## [Aim]
Return the full listing exactly as it is written.

## [Stored data]
☆ ☆ ☆ ☆ ☆

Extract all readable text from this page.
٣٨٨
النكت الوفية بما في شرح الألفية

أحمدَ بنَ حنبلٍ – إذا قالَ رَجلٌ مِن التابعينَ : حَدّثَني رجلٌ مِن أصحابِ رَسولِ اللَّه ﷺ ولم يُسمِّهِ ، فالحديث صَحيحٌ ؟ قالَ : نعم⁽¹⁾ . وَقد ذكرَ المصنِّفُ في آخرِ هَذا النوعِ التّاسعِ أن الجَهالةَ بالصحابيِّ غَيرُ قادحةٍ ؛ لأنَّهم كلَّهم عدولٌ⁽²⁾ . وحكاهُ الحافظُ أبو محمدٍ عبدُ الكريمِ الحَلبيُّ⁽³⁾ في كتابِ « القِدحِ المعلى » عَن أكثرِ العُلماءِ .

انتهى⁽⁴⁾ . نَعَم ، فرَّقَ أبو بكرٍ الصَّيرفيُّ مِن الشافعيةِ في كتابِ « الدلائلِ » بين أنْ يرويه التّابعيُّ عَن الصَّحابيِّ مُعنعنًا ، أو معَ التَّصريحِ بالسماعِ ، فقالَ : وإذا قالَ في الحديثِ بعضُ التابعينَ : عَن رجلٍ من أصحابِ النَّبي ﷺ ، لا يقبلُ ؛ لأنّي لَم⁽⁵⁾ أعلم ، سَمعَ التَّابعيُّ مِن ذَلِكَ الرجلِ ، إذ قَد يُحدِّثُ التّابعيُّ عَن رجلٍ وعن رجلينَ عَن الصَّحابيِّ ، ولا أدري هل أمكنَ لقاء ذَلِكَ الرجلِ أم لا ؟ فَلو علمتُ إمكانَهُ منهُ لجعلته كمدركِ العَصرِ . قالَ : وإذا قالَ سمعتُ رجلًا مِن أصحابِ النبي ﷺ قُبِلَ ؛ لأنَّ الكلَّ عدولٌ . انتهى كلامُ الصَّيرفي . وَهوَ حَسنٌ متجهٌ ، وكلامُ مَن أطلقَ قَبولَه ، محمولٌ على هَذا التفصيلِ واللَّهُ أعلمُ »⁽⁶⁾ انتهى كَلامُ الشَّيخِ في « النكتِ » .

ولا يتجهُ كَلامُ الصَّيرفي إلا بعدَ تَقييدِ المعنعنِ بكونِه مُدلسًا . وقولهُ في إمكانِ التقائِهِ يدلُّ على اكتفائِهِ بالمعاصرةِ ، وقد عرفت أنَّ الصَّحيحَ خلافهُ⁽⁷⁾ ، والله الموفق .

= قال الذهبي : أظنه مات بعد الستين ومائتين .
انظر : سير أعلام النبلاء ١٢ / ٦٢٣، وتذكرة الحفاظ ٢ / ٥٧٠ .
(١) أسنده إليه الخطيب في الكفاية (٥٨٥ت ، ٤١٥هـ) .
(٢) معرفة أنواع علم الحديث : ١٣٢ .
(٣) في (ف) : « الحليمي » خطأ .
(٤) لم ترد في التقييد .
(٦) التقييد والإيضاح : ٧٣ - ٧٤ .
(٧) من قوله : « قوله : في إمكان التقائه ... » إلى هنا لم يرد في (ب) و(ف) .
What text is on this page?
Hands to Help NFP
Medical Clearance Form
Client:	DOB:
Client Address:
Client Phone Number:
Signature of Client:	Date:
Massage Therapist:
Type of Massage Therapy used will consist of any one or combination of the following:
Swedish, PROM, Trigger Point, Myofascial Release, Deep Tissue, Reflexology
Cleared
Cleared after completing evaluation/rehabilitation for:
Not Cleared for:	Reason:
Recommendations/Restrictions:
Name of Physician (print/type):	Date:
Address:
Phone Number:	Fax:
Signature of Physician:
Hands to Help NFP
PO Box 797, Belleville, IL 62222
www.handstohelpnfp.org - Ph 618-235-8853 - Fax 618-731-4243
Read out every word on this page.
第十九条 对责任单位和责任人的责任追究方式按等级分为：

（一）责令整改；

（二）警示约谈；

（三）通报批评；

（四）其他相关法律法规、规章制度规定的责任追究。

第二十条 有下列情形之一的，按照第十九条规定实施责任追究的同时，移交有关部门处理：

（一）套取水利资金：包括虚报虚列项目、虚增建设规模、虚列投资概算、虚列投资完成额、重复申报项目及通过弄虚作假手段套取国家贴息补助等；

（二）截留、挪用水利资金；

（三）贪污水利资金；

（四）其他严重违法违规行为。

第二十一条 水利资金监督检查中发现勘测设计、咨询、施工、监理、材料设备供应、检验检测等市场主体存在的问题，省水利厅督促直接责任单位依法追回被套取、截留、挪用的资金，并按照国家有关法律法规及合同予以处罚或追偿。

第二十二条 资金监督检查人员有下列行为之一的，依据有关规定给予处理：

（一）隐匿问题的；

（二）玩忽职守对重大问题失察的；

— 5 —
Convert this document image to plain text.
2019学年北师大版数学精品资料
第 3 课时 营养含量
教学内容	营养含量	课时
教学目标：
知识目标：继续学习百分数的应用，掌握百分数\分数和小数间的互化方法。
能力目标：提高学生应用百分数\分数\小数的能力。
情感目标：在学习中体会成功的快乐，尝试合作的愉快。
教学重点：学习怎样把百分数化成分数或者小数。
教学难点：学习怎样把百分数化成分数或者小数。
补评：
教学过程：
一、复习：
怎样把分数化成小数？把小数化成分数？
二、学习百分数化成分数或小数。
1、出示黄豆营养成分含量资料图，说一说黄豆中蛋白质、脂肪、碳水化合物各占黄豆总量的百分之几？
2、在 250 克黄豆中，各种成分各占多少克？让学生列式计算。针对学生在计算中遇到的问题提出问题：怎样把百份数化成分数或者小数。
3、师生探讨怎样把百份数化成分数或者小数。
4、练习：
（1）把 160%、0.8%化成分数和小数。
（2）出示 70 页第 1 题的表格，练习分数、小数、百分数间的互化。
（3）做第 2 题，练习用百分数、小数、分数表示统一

☆ ☆ ☆ ☆ ☆

## [Answer to the problem]
Extract all readable text from this page.
٣٨٨
النكت الوفية بما في شرح الألفية

أحمدَ بنَ حنبلٍ – إذا قالَ رَجلٌ مِن التابعينَ : حَدّثَني رجلٌ مِن أصحابِ رَسولِ اللَّه ﷺ ولم يُسمِّهِ ، فالحديث صَحيحٌ ؟ قالَ : نعم⁽¹⁾ . وَقد ذكرَ المصنِّفُ في آخرِ هَذا النوعِ التّاسعِ أن الجَهالةَ بالصحابيِّ غَيرُ قادحةٍ ؛ لأنَّهم كلَّهم عدولٌ⁽²⁾ . وحكاهُ الحافظُ أبو محمدٍ عبدُ الكريمِ الحَلبيُّ⁽³⁾ في كتابِ « القِدحِ المعلى » عَن أكثرِ العُلماءِ .

انتهى⁽⁴⁾ . نَعَم ، فرَّقَ أبو بكرٍ الصَّيرفيُّ مِن الشافعيةِ في كتابِ « الدلائلِ » بين أنْ يرويه التّابعيُّ عَن الصَّحابيِّ مُعنعنًا ، أو معَ التَّصريحِ بالسماعِ ، فقالَ : وإذا قالَ في الحديثِ بعضُ التابعينَ : عَن رجلٍ من أصحابِ النَّبي ﷺ ، لا يقبلُ ؛ لأنّي لَم⁽⁵⁾ أعلم ، سَمعَ التَّابعيُّ مِن ذَلِكَ الرجلِ ، إذ قَد يُحدِّثُ التّابعيُّ عَن رجلٍ وعن رجلينَ عَن الصَّحابيِّ ، ولا أدري هل أمكنَ لقاء ذَلِكَ الرجلِ أم لا ؟ فَلو علمتُ إمكانَهُ منهُ لجعلته كمدركِ العَصرِ . قالَ : وإذا قالَ سمعتُ رجلًا مِن أصحابِ النبي ﷺ قُبِلَ ؛ لأنَّ الكلَّ عدولٌ . انتهى كلامُ الصَّيرفي . وَهوَ حَسنٌ متجهٌ ، وكلامُ مَن أطلقَ قَبولَه ، محمولٌ على هَذا التفصيلِ واللَّهُ أعلمُ »⁽⁶⁾ انتهى كَلامُ الشَّيخِ في « النكتِ » .

ولا يتجهُ كَلامُ الصَّيرفي إلا بعدَ تَقييدِ المعنعنِ بكونِه مُدلسًا . وقولهُ في إمكانِ التقائِهِ يدلُّ على اكتفائِهِ بالمعاصرةِ ، وقد عرفت أنَّ الصَّحيحَ خلافهُ⁽⁷⁾ ، والله الموفق .

= قال الذهبي : أظنه مات بعد الستين ومائتين .
انظر : سير أعلام النبلاء ١٢ / ٦٢٣، وتذكرة الحفاظ ٢ / ٥٧٠ .
(١) أسنده إليه الخطيب في الكفاية (٥٨٥ت ، ٤١٥هـ) .
(٢) معرفة أنواع علم الحديث : ١٣٢ .
(٣) في (ف) : « الحليمي » خطأ .
(٤) لم ترد في التقييد .
(٦) التقييد والإيضاح : ٧٣ - ٧٤ .
(٧) من قوله : « قوله : في إمكان التقائه ... » إلى هنا لم يرد في (ب) و(ف) .
What text is on this page?
Hands to Help NFP
Medical Clearance Form
Client:	DOB:
Client Address:
Client Phone Number:
Signature of Client:	Date:
Massage Therapist:
Type of Massage Therapy used will consist of any one or combination of the following:
Swedish, PROM, Trigger Point, Myofascial Release, Deep Tissue, Reflexology
Cleared
Cleared after completing evaluation/rehabilitation for:
Not Cleared for:	Reason:
Recommendations/Restrictions:
Name of Physician (print/type):	Date:
Address:
Phone Number:	Fax:
Signature of Physician:
Hands to Help NFP
PO Box 797, Belleville, IL 62222
www.handstohelpnfp.org - Ph 618-235-8853 - Fax 618-731-4243
Read out every word on this page.
第十九条 对责任单位和责任人的责任追究方式按等级分为：

（一）责令整改；

（二）警示约谈；

（三）通报批评；

（四）其他相关法律法规、规章制度规定的责任追究。

第二十条 有下列情形之一的，按照第十九条规定实施责任追究的同时，移交有关部门处理：

（一）套取水利资金：包括虚报虚列项目、虚增建设规模、虚列投资概算、虚列投资完成额、重复申报项目及通过弄虚作假手段套取国家贴息补助等；

（二）截留、挪用水利资金；

（三）贪污水利资金；

（四）其他严重违法违规行为。

第二十一条 水利资金监督检查中发现勘测设计、咨询、施工、监理、材料设备供应、检验检测等市场主体存在的问题，省水利厅督促直接责任单位依法追回被套取、截留、挪用的资金，并按照国家有关法律法规及合同予以处罚或追偿。

第二十二条 资金监督检查人员有下列行为之一的，依据有关规定给予处理：

（一）隐匿问题的；

（二）玩忽职守对重大问题失察的；

— 5 —
Convert this document image to plain text.
2019学年北师大版数学精品资料
第 3 课时 营养含量
教学内容	营养含量	课时
教学目标：
知识目标：继续学习百分数的应用，掌握百分数\分数和小数间的互化方法。
能力目标：提高学生应用百分数\分数\小数的能力。
情感目标：在学习中体会成功的快乐，尝试合作的愉快。
教学重点：学习怎样把百分数化成分数或者小数。
教学难点：学习怎样把百分数化成分数或者小数。
补评：
教学过程：
一、复习：
怎样把分数化成小数？把小数化成分数？
二、学习百分数化成分数或小数。
1、出示黄豆营养成分含量资料图，说一说黄豆中蛋白质、脂肪、碳水化合物各占黄豆总量的百分之几？
2、在 250 克黄豆中，各种成分各占多少克？让学生列式计算。针对学生在计算中遇到的问题提出问题：怎样把百份数化成分数或者小数。
3、师生探讨怎样把百份数化成分数或者小数。
4、练习：
（1）把 160%、0.8%化成分数和小数。
（2）出示 70 页第 1 题的表格，练习分数、小数、百分数间的互化。
（3）做第 2 题，练习用百分数、小数、分数表示统一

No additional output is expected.